▶ [What is being asked] Identify each line below that contains the word "circle", and copy it out.

▶ [Listed entries]
________________

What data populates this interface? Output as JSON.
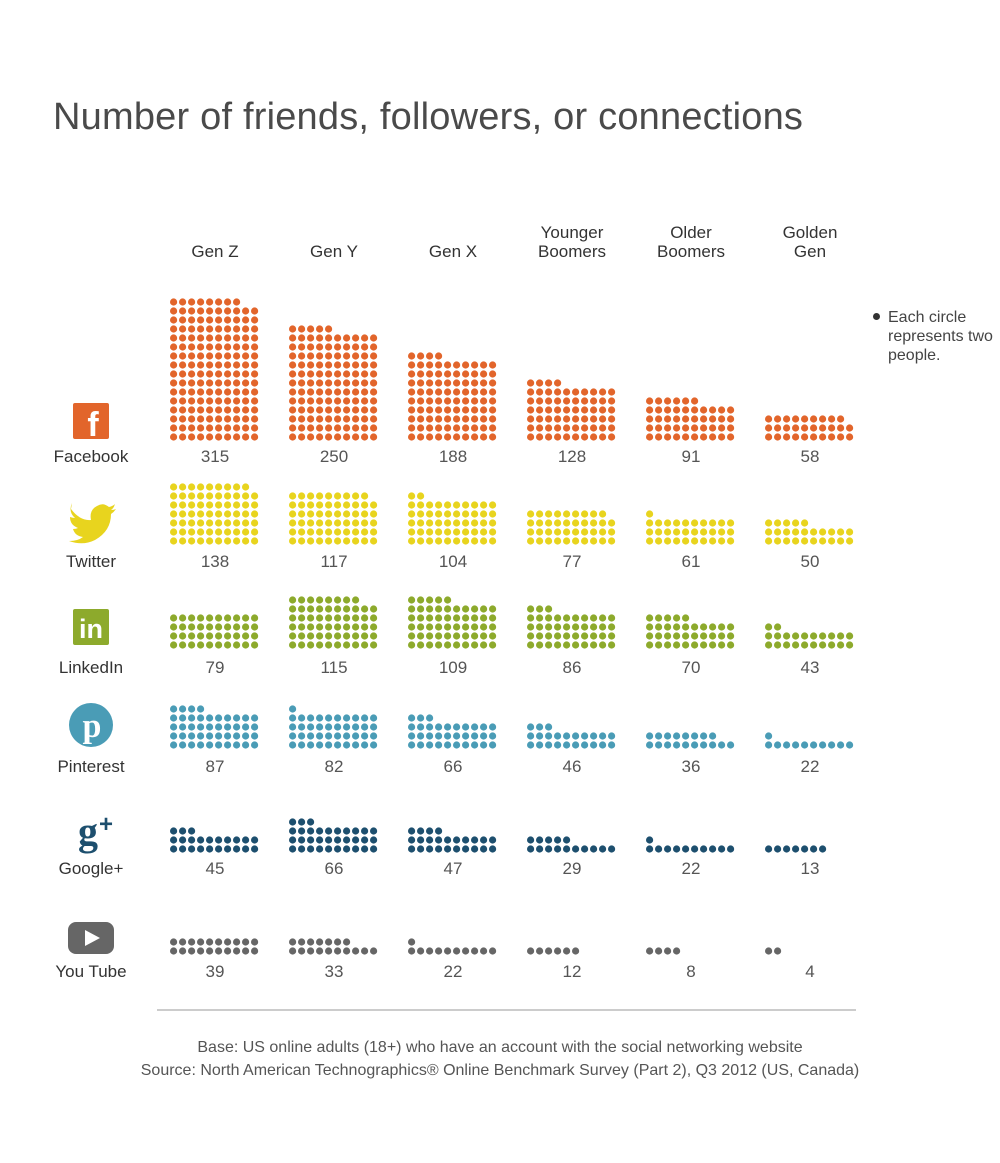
{
  "title": "Number of friends, followers, or connections",
  "legend_note": "Each circle represents two people.",
  "footnote": {
    "base": "Base: US online adults (18+) who have an account with the social networking website",
    "source": "Source: North American Technographics® Online Benchmark Survey (Part 2), Q3 2012 (US, Canada)"
  },
  "chart_data": {
    "type": "pictogram",
    "unit": "Each circle represents two people.",
    "categories": [
      "Gen Z",
      "Gen Y",
      "Gen X",
      "Younger Boomers",
      "Older Boomers",
      "Golden Gen"
    ],
    "category_lines": [
      [
        "Gen Z"
      ],
      [
        "Gen Y"
      ],
      [
        "Gen X"
      ],
      [
        "Younger",
        "Boomers"
      ],
      [
        "Older",
        "Boomers"
      ],
      [
        "Golden",
        "Gen"
      ]
    ],
    "series": [
      {
        "name": "Facebook",
        "icon": "facebook-icon",
        "color": "#E2652B",
        "values": [
          315,
          250,
          188,
          128,
          91,
          58
        ]
      },
      {
        "name": "Twitter",
        "icon": "twitter-icon",
        "color": "#E8D41E",
        "values": [
          138,
          117,
          104,
          77,
          61,
          50
        ]
      },
      {
        "name": "LinkedIn",
        "icon": "linkedin-icon",
        "color": "#8DAA2C",
        "values": [
          79,
          115,
          109,
          86,
          70,
          43
        ]
      },
      {
        "name": "Pinterest",
        "icon": "pinterest-icon",
        "color": "#4A9CB6",
        "values": [
          87,
          82,
          66,
          46,
          36,
          22
        ]
      },
      {
        "name": "Google+",
        "icon": "googleplus-icon",
        "color": "#1D4F6E",
        "values": [
          45,
          66,
          47,
          29,
          22,
          13
        ]
      },
      {
        "name": "You Tube",
        "icon": "youtube-icon",
        "color": "#666666",
        "values": [
          39,
          33,
          22,
          12,
          8,
          4
        ]
      }
    ]
  }
}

________________

▶ [Exercise output]
  "legend_note": "Each circle represents two people.",
    "unit": "Each circle represents two people.",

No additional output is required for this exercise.